# Aim of the task:
Look through the material below for "отказ". Copy every line that contains it.

*** Information given ***

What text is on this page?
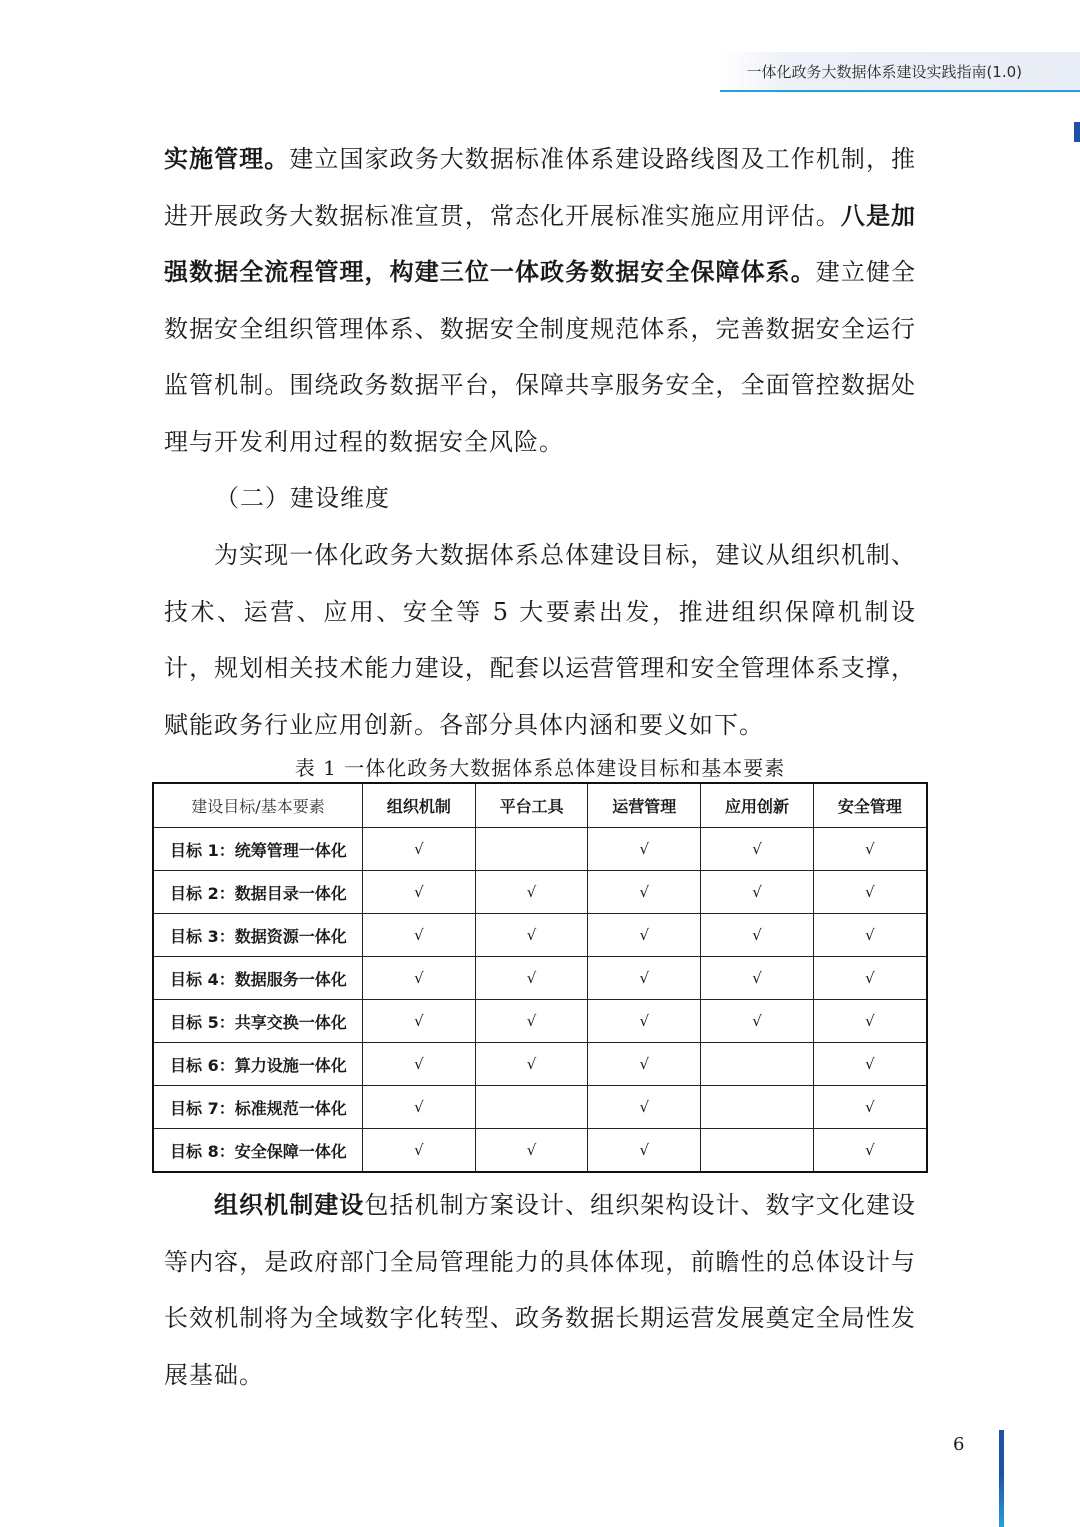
一体化政务大数据体系建设实践指南(1.0)

实施管理。建立国家政务大数据标准体系建设路线图及工作机制，推进开展政务大数据标准宣贯，常态化开展标准实施应用评估。八是加强数据全流程管理，构建三位一体政务数据安全保障体系。建立健全数据安全组织管理体系、数据安全制度规范体系，完善数据安全运行监管机制。围绕政务数据平台，保障共享服务安全，全面管控数据处理与开发利用过程的数据安全风险。

（二）建设维度

为实现一体化政务大数据体系总体建设目标，建议从组织机制、技术、运营、应用、安全等 5 大要素出发，推进组织保障机制设计，规划相关技术能力建设，配套以运营管理和安全管理体系支撑，赋能政务行业应用创新。各部分具体内涵和要义如下。

表 1 一体化政务大数据体系总体建设目标和基本要素
建设目标/基本要素	组织机制	平台工具	运营管理	应用创新	安全管理
目标 1：统筹管理一体化	√		√	√	√
目标 2：数据目录一体化	√	√	√	√	√
目标 3：数据资源一体化	√	√	√	√	√
目标 4：数据服务一体化	√	√	√	√	√
目标 5：共享交换一体化	√	√	√	√	√
目标 6：算力设施一体化	√	√	√		√
目标 7：标准规范一体化	√		√		√
目标 8：安全保障一体化	√	√	√		√

组织机制建设包括机制方案设计、组织架构设计、数字文化建设等内容，是政府部门全局管理能力的具体体现，前瞻性的总体设计与长效机制将为全域数字化转型、政务数据长期运营发展奠定全局性发展基础。

6
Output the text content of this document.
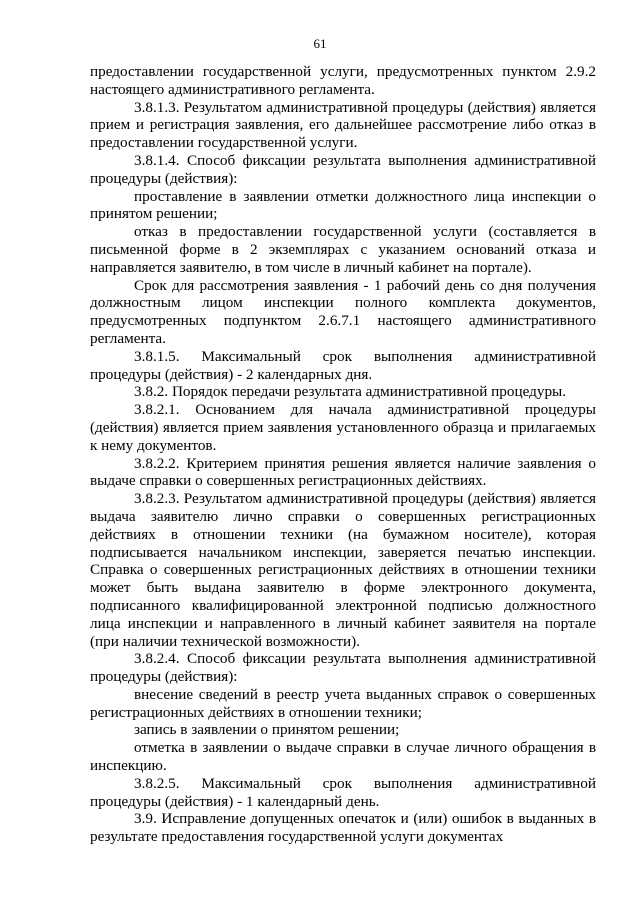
61

предоставлении государственной услуги, предусмотренных пунктом 2.9.2 настоящего административного регламента.

3.8.1.3. Результатом административной процедуры (действия) является прием и регистрация заявления, его дальнейшее рассмотрение либо отказ в предоставлении государственной услуги.

3.8.1.4. Способ фиксации результата выполнения административной процедуры (действия):

проставление в заявлении отметки должностного лица инспекции о принятом решении;

отказ в предоставлении государственной услуги (составляется в письменной форме в 2 экземплярах с указанием оснований отказа и направляется заявителю, в том числе в личный кабинет на портале).

Срок для рассмотрения заявления - 1 рабочий день со дня получения должностным лицом инспекции полного комплекта документов, предусмотренных подпунктом 2.6.7.1 настоящего административного регламента.

3.8.1.5. Максимальный срок выполнения административной процедуры (действия) - 2 календарных дня.

3.8.2. Порядок передачи результата административной процедуры.

3.8.2.1. Основанием для начала административной процедуры (действия) является прием заявления установленного образца и прилагаемых к нему документов.

3.8.2.2. Критерием принятия решения является наличие заявления о выдаче справки о совершенных регистрационных действиях.

3.8.2.3. Результатом административной процедуры (действия) является выдача заявителю лично справки о совершенных регистрационных действиях в отношении техники (на бумажном носителе), которая подписывается начальником инспекции, заверяется печатью инспекции. Справка о совершенных регистрационных действиях в отношении техники может быть выдана заявителю в форме электронного документа, подписанного квалифицированной электронной подписью должностного лица инспекции и направленного в личный кабинет заявителя на портале (при наличии технической возможности).

3.8.2.4. Способ фиксации результата выполнения административной процедуры (действия):

внесение сведений в реестр учета выданных справок о совершенных регистрационных действиях в отношении техники;

запись в заявлении о принятом решении;

отметка в заявлении о выдаче справки в случае личного обращения в инспекцию.

3.8.2.5. Максимальный срок выполнения административной процедуры (действия) - 1 календарный день.

3.9. Исправление допущенных опечаток и (или) ошибок в выданных в результате предоставления государственной услуги документах
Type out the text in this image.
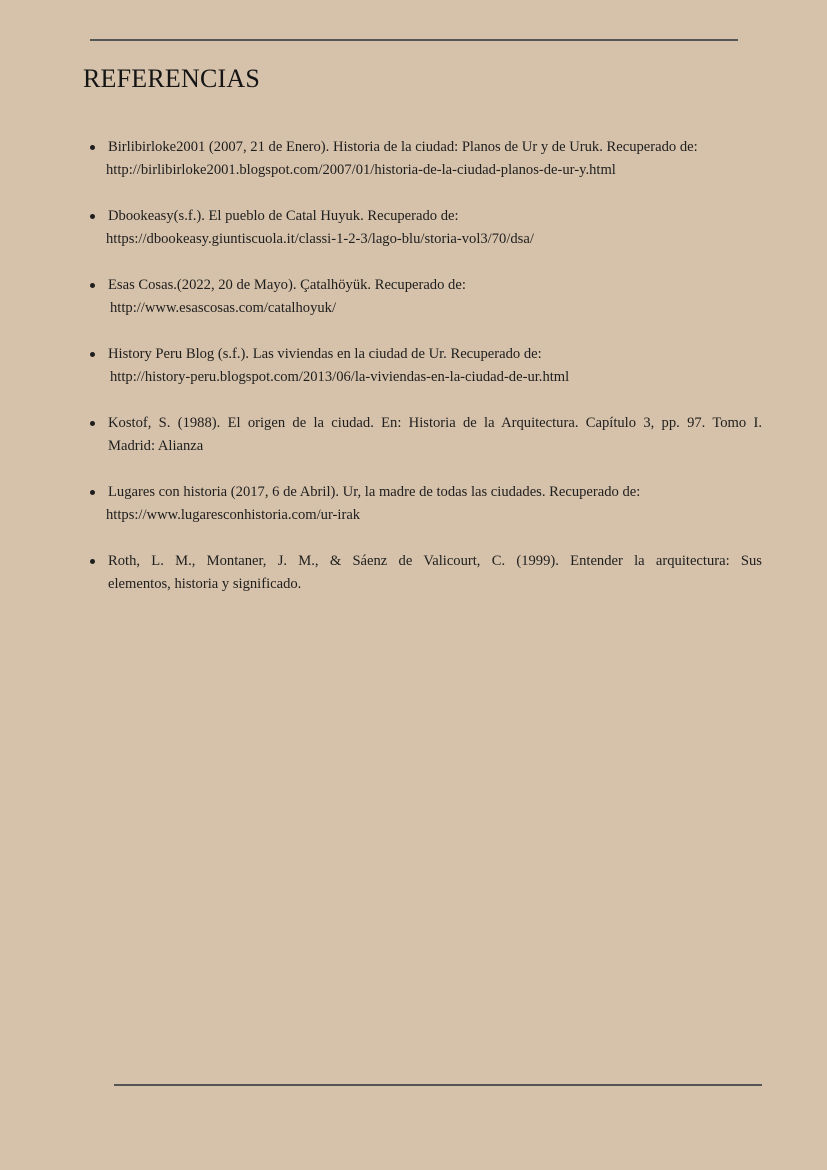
REFERENCIAS
Birlibirloke2001 (2007, 21 de Enero). Historia de la ciudad: Planos de Ur y de Uruk. Recuperado de:
http://birlibirloke2001.blogspot.com/2007/01/historia-de-la-ciudad-planos-de-ur-y.html
Dbookeasy(s.f.). El pueblo de Catal Huyuk. Recuperado de:
https://dbookeasy.giuntiscuola.it/classi-1-2-3/lago-blu/storia-vol3/70/dsa/
Esas Cosas.(2022, 20 de Mayo). Çatalhöyük. Recuperado de:
http://www.esascosas.com/catalhoyuk/
History Peru Blog (s.f.). Las viviendas en la ciudad de Ur. Recuperado de:
http://history-peru.blogspot.com/2013/06/la-viviendas-en-la-ciudad-de-ur.html
Kostof, S. (1988). El origen de la ciudad. En: Historia de la Arquitectura. Capítulo 3, pp. 97. Tomo I.
Madrid: Alianza
Lugares con historia (2017, 6 de Abril). Ur, la madre de todas las ciudades. Recuperado de:
https://www.lugaresconhistoria.com/ur-irak
Roth, L. M., Montaner, J. M., & Sáenz de Valicourt, C. (1999). Entender la arquitectura: Sus
elementos, historia y significado.
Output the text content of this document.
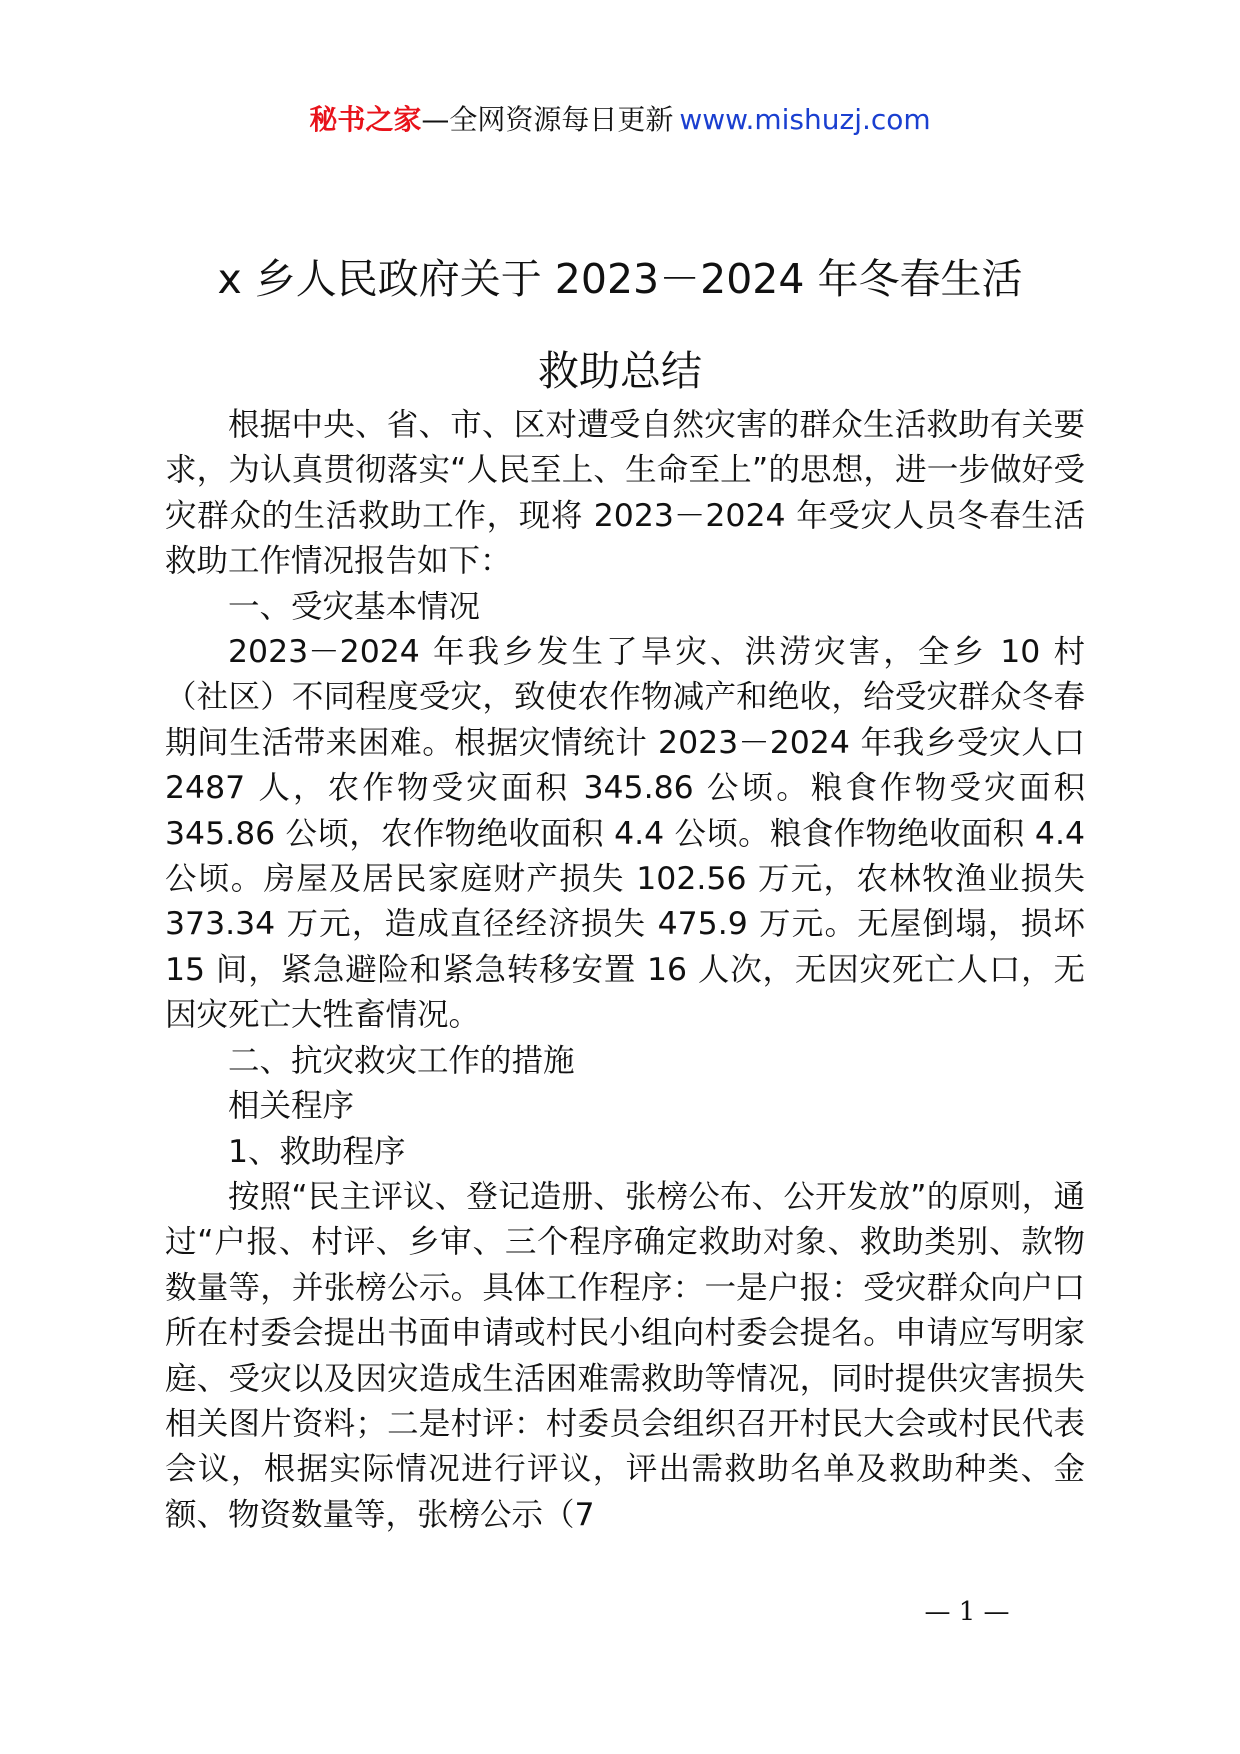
秘书之家—全网资源每日更新 www.mishuzj.com
x 乡人民政府关于 2023－2024 年冬春生活
救助总结

根据中央、省、市、区对遭受自然灾害的群众生活救助有关要求，为认真贯彻落实“人民至上、生命至上”的思想，进一步做好受灾群众的生活救助工作，现将 2023－2024 年受灾人员冬春生活救助工作情况报告如下：

一、受灾基本情况

2023－2024 年我乡发生了旱灾、洪涝灾害，全乡 10 村（社区）不同程度受灾，致使农作物减产和绝收，给受灾群众冬春期间生活带来困难。根据灾情统计 2023－2024 年我乡受灾人口 2487 人，农作物受灾面积 345.86 公顷。粮食作物受灾面积 345.86 公顷，农作物绝收面积 4.4 公顷。粮食作物绝收面积 4.4 公顷。房屋及居民家庭财产损失 102.56 万元，农林牧渔业损失 373.34 万元，造成直径经济损失 475.9 万元。无屋倒塌，损坏 15 间，紧急避险和紧急转移安置 16 人次，无因灾死亡人口，无因灾死亡大牲畜情况。

二、抗灾救灾工作的措施

相关程序

1、救助程序

按照“民主评议、登记造册、张榜公布、公开发放”的原则，通过“户报、村评、乡审、三个程序确定救助对象、救助类别、款物数量等，并张榜公示。具体工作程序：一是户报：受灾群众向户口所在村委会提出书面申请或村民小组向村委会提名。申请应写明家庭、受灾以及因灾造成生活困难需救助等情况，同时提供灾害损失相关图片资料；二是村评：村委员会组织召开村民大会或村民代表会议，根据实际情况进行评议，评出需救助名单及救助种类、金额、物资数量等，张榜公示（7

— 1 —
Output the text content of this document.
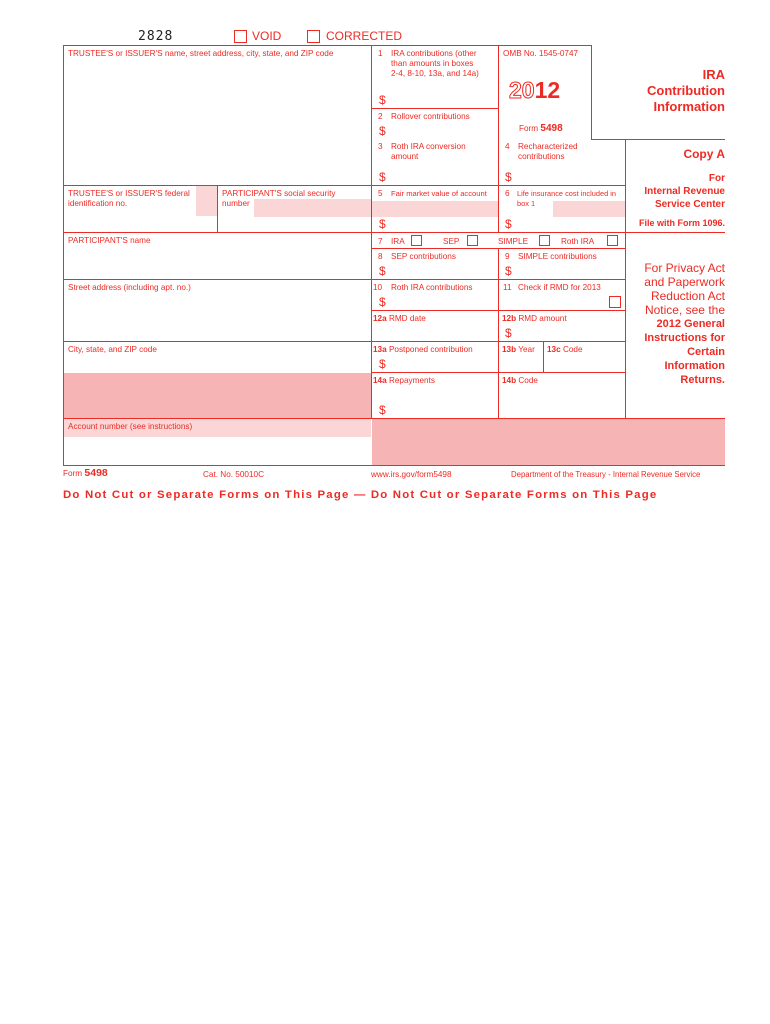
2828	VOID	CORRECTED
TRUSTEE'S or ISSUER'S name, street address, city, state, and ZIP code
TRUSTEE'S or ISSUER'S federal
identification no.
PARTICIPANT'S social security
number
PARTICIPANT'S name
Street address (including apt. no.)
City, state, and ZIP code
Account number (see instructions)
1 IRA contributions (other
than amounts in boxes
2-4, 8-10, 13a, and 14a)
$
OMB No. 1545-0747
2012
2 Rollover contributions
$	Form 5498
3 Roth IRA conversion
amount
$
4 Recharacterized
contributions
$
5 Fair market value of account
$
6 Life insurance cost included in
box 1
$
7 IRA	SEP	SIMPLE	Roth IRA
8 SEP contributions
$
9 SIMPLE contributions
$
10 Roth IRA contributions
$
11 Check if RMD for 2013
12a RMD date	12b RMD amount
$
13a Postponed contribution
$
13b Year 13c Code
14a Repayments
$
14b Code
IRA
Contribution
Information
Copy A
For
Internal Revenue
Service Center
File with Form 1096.
For Privacy Act
and Paperwork
Reduction Act
Notice, see the
2012 General
Instructions for
Certain
Information
Returns.
Form 5498	Cat. No. 50010C	www.irs.gov/form5498	Department of the Treasury - Internal Revenue Service
Do Not Cut or Separate Forms on This Page — Do Not Cut or Separate Forms on This Page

***

# Exercise result:
3.8.1.3. Результатом административной процедуры (действия) является прием и регистрация заявления, его дальнейшее рассмотрение либо отказ в предоставлении государственной услуги.
отказ в предоставлении государственной услуги (составляется в письменной форме в 2 экземплярах с указанием оснований отказа и направляется заявителю, в том числе в личный кабинет на портале).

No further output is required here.